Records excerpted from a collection
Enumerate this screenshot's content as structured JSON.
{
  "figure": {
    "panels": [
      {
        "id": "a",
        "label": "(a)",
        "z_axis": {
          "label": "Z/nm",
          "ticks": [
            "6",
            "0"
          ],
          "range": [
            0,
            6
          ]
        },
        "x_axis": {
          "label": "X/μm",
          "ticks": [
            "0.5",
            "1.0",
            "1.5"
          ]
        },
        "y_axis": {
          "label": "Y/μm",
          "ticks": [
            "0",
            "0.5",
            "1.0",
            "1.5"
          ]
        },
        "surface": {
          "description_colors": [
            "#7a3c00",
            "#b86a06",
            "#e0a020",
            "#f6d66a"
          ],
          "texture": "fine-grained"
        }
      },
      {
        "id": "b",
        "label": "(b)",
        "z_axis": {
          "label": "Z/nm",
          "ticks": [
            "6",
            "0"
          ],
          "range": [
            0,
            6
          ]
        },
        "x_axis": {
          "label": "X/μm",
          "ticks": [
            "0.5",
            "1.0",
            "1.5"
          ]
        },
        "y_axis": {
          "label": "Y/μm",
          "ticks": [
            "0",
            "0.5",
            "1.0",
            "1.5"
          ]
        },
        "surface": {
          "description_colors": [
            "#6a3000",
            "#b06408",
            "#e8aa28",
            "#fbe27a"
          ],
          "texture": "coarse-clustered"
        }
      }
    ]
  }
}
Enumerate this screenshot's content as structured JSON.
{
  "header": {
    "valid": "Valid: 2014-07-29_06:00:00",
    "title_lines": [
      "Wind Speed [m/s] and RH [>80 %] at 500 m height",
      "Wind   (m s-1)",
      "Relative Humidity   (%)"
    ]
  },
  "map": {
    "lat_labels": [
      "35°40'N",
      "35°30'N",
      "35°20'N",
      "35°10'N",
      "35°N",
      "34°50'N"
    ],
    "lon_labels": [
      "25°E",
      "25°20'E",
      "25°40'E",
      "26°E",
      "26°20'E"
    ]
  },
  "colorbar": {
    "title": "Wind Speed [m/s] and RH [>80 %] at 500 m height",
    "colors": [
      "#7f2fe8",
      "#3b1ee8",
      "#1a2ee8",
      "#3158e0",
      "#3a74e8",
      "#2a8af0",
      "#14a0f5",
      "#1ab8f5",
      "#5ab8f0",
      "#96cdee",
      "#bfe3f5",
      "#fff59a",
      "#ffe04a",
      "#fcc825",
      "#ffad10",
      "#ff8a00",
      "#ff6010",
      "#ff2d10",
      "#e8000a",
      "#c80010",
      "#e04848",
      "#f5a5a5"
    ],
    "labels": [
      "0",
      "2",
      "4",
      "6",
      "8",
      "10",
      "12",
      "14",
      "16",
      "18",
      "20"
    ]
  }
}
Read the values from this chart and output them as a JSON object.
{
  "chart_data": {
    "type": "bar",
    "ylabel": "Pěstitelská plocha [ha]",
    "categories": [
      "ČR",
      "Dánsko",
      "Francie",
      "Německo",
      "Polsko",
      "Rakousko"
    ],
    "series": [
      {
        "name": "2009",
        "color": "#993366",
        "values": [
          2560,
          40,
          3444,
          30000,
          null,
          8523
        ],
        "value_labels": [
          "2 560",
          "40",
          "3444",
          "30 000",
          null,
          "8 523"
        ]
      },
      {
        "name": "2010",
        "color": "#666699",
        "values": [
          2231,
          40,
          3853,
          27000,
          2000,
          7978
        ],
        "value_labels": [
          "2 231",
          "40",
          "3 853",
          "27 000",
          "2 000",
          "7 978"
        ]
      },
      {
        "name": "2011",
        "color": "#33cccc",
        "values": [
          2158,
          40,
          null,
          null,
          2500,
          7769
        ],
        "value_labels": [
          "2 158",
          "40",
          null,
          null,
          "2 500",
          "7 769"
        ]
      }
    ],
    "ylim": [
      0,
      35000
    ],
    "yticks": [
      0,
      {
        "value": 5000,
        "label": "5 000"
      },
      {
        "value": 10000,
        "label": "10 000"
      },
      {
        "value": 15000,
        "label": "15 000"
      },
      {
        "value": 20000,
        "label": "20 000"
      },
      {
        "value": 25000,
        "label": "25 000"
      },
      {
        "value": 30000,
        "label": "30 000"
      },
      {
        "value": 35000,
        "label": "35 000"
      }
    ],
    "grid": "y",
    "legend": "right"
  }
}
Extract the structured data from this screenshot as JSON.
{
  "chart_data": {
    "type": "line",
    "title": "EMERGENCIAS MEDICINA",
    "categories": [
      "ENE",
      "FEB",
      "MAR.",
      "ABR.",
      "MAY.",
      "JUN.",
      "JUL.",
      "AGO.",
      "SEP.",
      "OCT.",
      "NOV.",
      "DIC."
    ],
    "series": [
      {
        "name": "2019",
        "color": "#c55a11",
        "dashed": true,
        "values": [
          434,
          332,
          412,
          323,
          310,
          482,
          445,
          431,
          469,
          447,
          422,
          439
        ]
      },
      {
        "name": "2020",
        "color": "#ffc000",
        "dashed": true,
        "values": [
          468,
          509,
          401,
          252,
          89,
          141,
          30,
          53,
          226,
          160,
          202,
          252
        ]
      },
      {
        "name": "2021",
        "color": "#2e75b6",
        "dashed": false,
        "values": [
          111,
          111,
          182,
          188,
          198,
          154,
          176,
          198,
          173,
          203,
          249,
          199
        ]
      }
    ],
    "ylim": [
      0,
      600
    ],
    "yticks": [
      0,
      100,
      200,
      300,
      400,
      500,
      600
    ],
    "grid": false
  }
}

• [WRITTEN TASK] Every line that holds the string "Speed" should be returned.

• [WRITTEN ANSWER]
      "Wind Speed [m/s] and RH [>80 %] at 500 m height",
    "title": "Wind Speed [m/s] and RH [>80 %] at 500 m height",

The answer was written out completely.